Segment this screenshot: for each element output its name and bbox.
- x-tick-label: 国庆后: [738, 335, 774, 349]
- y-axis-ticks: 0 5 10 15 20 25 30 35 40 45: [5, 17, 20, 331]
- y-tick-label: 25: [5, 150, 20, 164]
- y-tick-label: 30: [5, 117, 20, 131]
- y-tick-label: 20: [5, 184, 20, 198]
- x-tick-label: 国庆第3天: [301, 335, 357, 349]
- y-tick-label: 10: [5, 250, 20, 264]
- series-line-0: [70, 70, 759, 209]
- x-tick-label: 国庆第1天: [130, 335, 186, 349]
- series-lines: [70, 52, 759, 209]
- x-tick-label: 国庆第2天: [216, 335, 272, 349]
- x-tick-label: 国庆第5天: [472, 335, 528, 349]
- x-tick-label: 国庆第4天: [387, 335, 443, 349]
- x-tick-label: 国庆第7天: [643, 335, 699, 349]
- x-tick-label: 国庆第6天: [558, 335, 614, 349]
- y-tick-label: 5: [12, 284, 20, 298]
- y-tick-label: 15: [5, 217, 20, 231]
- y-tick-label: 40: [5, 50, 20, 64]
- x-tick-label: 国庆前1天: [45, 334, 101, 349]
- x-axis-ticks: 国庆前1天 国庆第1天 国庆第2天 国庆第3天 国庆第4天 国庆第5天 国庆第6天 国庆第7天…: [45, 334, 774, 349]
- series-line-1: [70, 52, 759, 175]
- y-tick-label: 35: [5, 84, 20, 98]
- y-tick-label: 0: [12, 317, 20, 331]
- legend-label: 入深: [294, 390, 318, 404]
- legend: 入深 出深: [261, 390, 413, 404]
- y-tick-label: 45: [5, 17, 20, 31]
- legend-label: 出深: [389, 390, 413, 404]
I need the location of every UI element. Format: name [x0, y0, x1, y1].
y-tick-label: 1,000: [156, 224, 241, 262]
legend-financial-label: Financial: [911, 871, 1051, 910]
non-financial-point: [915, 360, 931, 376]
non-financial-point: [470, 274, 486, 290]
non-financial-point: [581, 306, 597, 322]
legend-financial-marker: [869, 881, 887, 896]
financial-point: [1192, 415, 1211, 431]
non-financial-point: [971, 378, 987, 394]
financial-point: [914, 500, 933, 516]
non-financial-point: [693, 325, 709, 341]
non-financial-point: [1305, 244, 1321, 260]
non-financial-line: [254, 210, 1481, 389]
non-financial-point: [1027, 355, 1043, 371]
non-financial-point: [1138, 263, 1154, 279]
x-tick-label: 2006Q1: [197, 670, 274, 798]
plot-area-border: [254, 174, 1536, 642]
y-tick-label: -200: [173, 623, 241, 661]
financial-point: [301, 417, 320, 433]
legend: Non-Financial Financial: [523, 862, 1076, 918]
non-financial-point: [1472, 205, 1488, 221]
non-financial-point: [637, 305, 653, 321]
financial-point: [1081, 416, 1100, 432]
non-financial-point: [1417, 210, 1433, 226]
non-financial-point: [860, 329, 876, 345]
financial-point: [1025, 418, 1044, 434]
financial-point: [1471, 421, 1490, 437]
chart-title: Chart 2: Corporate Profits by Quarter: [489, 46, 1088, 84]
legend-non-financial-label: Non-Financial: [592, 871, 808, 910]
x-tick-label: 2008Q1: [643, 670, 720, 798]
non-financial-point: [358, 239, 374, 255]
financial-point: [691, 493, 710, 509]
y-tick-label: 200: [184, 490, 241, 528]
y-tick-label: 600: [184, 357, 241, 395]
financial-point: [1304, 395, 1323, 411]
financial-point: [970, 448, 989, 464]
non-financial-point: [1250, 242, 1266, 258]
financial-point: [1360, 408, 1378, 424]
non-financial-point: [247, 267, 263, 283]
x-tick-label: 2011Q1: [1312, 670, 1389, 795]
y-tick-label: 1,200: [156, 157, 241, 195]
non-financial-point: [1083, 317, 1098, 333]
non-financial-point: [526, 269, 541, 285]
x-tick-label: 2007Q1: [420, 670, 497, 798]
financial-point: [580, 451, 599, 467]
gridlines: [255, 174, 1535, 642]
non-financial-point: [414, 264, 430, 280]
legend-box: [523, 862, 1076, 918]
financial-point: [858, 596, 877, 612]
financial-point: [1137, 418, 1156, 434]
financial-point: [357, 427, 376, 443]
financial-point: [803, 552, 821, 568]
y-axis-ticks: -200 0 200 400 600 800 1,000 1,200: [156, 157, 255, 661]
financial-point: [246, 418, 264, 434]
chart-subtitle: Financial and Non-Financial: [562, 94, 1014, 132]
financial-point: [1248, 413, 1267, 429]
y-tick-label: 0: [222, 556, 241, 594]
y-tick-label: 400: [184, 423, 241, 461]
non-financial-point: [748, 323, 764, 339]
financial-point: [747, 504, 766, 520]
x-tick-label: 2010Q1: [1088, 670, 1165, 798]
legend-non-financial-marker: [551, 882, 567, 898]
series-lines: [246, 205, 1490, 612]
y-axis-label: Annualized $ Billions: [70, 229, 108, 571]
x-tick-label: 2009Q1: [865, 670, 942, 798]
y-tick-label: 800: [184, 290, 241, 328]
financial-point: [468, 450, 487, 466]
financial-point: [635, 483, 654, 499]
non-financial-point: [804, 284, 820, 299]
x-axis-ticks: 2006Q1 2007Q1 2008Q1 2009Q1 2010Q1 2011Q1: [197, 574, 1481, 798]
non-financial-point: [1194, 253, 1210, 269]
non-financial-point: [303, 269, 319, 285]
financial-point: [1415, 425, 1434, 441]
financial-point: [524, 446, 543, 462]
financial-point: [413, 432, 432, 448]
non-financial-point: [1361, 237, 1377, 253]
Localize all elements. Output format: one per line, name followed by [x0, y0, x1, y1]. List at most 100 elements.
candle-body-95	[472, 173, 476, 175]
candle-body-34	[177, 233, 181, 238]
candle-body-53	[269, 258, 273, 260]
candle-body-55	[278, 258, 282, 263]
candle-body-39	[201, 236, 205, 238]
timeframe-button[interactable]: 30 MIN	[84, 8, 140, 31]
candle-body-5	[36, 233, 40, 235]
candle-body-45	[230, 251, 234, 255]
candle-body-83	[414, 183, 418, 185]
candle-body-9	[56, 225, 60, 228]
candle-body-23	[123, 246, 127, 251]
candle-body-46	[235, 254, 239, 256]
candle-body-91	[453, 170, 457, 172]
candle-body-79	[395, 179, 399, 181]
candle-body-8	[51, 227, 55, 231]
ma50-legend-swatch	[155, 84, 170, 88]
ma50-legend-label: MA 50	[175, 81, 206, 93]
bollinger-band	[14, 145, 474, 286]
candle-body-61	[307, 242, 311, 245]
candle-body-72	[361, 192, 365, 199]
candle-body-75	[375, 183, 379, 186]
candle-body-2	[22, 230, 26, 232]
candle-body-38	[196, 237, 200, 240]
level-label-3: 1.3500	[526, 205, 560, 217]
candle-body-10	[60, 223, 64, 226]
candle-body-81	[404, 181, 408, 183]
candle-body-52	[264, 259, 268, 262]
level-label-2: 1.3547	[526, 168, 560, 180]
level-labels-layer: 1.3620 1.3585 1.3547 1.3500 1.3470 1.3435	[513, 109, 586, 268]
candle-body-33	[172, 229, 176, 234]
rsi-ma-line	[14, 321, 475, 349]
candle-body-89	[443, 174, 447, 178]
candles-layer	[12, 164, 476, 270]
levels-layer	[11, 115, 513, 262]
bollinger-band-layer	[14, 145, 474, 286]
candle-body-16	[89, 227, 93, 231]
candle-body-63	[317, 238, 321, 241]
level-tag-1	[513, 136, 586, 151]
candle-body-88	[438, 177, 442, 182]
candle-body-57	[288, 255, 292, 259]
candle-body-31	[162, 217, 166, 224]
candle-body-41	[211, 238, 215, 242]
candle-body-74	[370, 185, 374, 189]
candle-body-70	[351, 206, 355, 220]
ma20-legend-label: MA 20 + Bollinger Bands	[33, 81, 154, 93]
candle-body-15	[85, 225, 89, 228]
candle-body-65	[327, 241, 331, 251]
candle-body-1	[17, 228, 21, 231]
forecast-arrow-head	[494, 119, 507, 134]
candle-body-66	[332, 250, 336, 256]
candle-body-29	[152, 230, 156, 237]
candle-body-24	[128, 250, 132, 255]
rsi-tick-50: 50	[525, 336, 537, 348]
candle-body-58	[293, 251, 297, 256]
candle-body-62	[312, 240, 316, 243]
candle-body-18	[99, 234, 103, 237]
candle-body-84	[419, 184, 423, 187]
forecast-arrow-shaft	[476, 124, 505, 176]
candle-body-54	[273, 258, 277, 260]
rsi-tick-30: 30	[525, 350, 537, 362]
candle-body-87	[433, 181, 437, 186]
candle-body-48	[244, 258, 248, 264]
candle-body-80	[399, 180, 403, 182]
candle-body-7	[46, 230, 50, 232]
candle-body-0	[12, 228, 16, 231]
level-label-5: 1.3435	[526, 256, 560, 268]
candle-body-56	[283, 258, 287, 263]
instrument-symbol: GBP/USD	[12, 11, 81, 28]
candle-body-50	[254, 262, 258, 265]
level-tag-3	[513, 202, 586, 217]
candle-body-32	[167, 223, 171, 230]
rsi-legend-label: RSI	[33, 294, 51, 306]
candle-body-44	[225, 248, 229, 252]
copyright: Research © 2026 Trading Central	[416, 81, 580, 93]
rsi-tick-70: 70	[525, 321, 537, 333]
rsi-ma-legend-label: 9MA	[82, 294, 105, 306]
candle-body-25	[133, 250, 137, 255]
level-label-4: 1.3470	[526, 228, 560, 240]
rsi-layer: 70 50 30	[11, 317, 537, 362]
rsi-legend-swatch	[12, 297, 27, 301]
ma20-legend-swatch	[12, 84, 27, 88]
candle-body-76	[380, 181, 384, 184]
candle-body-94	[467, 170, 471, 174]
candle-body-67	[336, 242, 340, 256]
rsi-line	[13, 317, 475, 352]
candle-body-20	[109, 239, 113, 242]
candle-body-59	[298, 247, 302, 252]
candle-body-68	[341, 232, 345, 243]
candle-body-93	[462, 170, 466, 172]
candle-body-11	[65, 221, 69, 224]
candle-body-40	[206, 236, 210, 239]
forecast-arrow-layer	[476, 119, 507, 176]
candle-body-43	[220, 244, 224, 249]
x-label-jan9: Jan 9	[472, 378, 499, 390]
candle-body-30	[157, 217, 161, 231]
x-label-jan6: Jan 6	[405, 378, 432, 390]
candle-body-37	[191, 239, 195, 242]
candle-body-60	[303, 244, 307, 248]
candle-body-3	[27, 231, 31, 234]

### What is expected
Please give every line from the start of the records through the line containing "- y-tick-label: 40: [5, 50, 20, 64]", inclusive, as a JSON list of strings with one string per line, leaving out any blank lines.

### Written solution
[
  "Segment this screenshot: for each element output its name and bbox.",
  "- x-tick-label: 国庆后: [738, 335, 774, 349]",
  "- y-axis-ticks: 0 5 10 15 20 25 30 35 40 45: [5, 17, 20, 331]",
  "- y-tick-label: 25: [5, 150, 20, 164]",
  "- y-tick-label: 30: [5, 117, 20, 131]",
  "- y-tick-label: 20: [5, 184, 20, 198]",
  "- x-tick-label: 国庆第3天: [301, 335, 357, 349]",
  "- y-tick-label: 10: [5, 250, 20, 264]",
  "- series-line-0: [70, 70, 759, 209]",
  "- x-tick-label: 国庆第1天: [130, 335, 186, 349]",
  "- series-lines: [70, 52, 759, 209]",
  "- x-tick-label: 国庆第2天: [216, 335, 272, 349]",
  "- x-tick-label: 国庆第5天: [472, 335, 528, 349]",
  "- x-tick-label: 国庆第4天: [387, 335, 443, 349]",
  "- x-tick-label: 国庆第7天: [643, 335, 699, 349]",
  "- x-tick-label: 国庆第6天: [558, 335, 614, 349]",
  "- y-tick-label: 5: [12, 284, 20, 298]",
  "- y-tick-label: 15: [5, 217, 20, 231]",
  "- y-tick-label: 40: [5, 50, 20, 64]"
]